■ REQUIRED WORK
Find the line that contains "What data was". Output it and every line after it to the end of the records, exactly as they appear.

■ ENTRIES
━━━━━━━━━━━━━━━━━━━━

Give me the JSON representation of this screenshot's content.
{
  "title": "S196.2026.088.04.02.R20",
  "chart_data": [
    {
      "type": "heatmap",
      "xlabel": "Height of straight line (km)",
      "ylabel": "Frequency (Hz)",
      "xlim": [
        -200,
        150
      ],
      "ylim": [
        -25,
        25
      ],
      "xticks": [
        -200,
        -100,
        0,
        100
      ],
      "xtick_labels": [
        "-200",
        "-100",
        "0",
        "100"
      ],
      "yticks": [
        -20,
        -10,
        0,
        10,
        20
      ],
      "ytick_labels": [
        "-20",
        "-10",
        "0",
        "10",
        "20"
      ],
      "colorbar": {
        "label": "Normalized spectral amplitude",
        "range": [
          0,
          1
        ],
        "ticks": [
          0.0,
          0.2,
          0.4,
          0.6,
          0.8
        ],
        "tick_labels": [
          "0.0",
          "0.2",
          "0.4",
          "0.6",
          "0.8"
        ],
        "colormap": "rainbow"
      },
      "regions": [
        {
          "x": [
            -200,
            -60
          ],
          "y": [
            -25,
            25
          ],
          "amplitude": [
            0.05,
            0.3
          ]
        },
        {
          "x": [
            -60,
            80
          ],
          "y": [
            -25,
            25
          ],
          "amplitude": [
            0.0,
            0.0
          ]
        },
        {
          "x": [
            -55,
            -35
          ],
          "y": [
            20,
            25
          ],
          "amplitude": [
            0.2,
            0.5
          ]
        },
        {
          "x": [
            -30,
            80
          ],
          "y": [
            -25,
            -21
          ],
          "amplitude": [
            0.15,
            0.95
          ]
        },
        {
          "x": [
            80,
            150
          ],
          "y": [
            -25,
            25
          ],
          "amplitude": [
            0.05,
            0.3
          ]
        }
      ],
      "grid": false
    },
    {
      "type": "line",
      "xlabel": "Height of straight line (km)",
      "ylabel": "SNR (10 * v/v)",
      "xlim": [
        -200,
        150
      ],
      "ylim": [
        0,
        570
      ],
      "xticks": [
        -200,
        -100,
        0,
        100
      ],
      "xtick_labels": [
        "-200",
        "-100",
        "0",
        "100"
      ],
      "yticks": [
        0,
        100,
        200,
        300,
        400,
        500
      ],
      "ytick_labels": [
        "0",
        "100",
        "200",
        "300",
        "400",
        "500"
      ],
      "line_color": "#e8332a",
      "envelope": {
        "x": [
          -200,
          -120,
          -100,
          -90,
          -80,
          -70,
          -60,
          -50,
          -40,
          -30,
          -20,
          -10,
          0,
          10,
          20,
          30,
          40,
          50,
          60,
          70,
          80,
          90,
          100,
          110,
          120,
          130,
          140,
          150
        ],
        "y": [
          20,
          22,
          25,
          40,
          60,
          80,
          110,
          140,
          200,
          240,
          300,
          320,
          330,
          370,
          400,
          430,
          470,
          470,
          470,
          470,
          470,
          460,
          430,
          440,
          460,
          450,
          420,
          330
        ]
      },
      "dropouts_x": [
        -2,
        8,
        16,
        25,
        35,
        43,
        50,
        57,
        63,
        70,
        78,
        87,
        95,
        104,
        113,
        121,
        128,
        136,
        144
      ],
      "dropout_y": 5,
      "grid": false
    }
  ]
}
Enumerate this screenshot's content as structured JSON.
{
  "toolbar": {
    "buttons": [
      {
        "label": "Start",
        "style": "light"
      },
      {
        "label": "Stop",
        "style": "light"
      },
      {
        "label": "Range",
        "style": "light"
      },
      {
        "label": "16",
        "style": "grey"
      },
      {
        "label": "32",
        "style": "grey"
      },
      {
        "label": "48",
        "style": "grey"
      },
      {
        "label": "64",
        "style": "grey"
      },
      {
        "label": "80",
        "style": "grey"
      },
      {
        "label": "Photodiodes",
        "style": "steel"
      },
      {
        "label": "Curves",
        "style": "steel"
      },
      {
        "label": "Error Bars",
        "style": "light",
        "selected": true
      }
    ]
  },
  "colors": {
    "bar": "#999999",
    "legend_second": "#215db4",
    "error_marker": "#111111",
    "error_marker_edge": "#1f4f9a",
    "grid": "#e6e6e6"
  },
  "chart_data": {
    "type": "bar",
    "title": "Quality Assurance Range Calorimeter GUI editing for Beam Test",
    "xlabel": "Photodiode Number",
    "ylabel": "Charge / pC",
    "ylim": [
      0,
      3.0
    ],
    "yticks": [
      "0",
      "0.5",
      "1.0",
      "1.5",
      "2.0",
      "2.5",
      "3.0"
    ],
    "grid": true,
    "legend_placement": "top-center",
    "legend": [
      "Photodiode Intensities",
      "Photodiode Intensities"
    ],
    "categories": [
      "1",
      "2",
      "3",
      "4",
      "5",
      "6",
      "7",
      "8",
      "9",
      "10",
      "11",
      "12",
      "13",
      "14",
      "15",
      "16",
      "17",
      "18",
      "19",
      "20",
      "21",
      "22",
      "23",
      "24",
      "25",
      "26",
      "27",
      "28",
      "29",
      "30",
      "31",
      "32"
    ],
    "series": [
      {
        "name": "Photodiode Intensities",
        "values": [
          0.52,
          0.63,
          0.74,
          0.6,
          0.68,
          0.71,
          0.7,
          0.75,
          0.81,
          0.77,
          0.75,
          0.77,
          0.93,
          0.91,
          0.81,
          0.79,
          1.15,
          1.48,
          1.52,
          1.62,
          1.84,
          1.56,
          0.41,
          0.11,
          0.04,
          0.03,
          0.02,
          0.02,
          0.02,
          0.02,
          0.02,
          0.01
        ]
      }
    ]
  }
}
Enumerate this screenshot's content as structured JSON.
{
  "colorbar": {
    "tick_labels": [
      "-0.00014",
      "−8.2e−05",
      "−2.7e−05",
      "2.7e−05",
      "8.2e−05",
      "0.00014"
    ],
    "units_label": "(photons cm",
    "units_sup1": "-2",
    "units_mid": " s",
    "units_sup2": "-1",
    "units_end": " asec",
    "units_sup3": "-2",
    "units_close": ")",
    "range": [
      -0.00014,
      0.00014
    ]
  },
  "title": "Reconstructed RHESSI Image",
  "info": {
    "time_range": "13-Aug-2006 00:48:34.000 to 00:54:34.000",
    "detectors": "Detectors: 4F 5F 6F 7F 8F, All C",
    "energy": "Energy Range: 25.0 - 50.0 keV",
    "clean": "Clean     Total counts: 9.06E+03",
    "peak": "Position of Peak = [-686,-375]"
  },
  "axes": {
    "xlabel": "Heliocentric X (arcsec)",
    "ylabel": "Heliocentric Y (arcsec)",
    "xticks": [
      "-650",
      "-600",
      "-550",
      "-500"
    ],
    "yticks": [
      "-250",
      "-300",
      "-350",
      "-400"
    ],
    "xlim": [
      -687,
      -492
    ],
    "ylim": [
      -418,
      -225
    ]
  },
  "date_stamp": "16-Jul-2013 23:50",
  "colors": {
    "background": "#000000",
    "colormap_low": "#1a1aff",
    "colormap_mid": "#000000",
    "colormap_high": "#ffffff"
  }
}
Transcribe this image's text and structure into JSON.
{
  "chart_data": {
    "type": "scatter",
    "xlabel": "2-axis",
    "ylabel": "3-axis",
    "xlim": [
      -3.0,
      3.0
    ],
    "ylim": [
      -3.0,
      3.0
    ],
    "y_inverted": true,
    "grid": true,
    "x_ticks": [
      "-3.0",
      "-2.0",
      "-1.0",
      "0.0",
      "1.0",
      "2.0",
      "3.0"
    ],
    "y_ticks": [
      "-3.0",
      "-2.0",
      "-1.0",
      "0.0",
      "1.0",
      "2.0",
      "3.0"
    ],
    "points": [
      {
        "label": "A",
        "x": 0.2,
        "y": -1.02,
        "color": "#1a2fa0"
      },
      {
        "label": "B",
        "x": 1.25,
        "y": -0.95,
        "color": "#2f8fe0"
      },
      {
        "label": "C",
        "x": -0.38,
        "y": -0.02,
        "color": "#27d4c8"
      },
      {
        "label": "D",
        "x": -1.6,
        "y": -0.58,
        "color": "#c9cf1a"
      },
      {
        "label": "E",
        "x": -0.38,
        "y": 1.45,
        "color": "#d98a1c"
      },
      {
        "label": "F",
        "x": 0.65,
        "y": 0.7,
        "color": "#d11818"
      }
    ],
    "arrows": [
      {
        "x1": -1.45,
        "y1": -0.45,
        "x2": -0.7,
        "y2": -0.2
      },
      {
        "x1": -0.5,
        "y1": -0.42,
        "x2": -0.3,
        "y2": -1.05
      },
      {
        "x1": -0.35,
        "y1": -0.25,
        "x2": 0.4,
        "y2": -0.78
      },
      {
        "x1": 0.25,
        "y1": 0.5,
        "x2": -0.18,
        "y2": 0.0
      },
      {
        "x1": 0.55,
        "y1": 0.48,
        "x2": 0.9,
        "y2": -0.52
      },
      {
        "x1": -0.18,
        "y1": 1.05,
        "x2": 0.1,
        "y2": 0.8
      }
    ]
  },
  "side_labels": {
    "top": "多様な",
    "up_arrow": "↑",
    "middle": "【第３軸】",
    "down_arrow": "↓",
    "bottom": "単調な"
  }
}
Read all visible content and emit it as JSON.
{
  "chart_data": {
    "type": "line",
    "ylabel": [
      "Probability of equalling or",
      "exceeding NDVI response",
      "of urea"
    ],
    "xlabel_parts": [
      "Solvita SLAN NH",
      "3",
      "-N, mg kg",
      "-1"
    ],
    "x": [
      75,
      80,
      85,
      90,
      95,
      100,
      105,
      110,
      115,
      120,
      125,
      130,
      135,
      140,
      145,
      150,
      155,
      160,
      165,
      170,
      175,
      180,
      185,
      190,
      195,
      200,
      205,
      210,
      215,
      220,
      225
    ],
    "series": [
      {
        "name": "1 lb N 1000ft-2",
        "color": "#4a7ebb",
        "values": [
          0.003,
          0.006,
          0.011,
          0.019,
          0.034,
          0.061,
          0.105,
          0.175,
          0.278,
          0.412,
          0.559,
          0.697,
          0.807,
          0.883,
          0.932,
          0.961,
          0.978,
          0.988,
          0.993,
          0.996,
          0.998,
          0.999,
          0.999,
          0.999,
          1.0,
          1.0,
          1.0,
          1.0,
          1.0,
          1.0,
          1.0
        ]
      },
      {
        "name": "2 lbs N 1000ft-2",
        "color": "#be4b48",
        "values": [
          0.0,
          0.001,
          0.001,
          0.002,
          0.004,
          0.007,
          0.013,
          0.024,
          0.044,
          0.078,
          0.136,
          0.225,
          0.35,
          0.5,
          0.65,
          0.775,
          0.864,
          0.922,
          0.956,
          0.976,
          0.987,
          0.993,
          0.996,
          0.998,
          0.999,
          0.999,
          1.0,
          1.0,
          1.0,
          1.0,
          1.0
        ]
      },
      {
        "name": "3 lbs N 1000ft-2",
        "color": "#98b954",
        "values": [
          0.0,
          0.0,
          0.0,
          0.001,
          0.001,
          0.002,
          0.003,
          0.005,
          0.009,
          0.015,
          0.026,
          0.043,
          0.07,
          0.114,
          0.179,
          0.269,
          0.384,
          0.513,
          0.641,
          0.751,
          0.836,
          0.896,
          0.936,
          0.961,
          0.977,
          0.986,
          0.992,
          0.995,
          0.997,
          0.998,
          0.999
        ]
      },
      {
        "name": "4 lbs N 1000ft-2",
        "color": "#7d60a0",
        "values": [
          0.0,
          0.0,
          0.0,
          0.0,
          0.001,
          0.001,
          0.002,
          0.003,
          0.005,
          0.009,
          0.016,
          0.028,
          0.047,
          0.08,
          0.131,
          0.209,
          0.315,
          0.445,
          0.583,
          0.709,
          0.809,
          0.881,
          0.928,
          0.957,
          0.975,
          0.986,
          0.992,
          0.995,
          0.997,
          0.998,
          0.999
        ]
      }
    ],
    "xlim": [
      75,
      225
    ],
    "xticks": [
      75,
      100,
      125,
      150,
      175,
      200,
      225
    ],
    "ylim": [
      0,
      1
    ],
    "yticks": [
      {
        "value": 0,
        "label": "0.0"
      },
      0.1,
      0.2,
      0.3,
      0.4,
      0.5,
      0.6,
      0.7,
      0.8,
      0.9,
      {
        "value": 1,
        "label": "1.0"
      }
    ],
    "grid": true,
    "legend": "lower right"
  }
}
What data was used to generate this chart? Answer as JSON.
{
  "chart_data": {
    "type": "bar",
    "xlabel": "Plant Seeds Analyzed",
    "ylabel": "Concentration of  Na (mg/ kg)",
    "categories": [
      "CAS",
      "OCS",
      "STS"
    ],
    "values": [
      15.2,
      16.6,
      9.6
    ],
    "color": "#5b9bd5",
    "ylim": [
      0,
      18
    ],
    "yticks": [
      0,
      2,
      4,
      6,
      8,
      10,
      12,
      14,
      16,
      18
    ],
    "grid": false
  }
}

━━━━━━━━━━━━━━━━━━━━

■ TASK SOLUTION
What data was used to generate this chart? Answer as JSON.
{
  "chart_data": {
    "type": "bar",
    "xlabel": "Plant Seeds Analyzed",
    "ylabel": "Concentration of  Na (mg/ kg)",
    "categories": [
      "CAS",
      "OCS",
      "STS"
    ],
    "values": [
      15.2,
      16.6,
      9.6
    ],
    "color": "#5b9bd5",
    "ylim": [
      0,
      18
    ],
    "yticks": [
      0,
      2,
      4,
      6,
      8,
      10,
      12,
      14,
      16,
      18
    ],
    "grid": false
  }
}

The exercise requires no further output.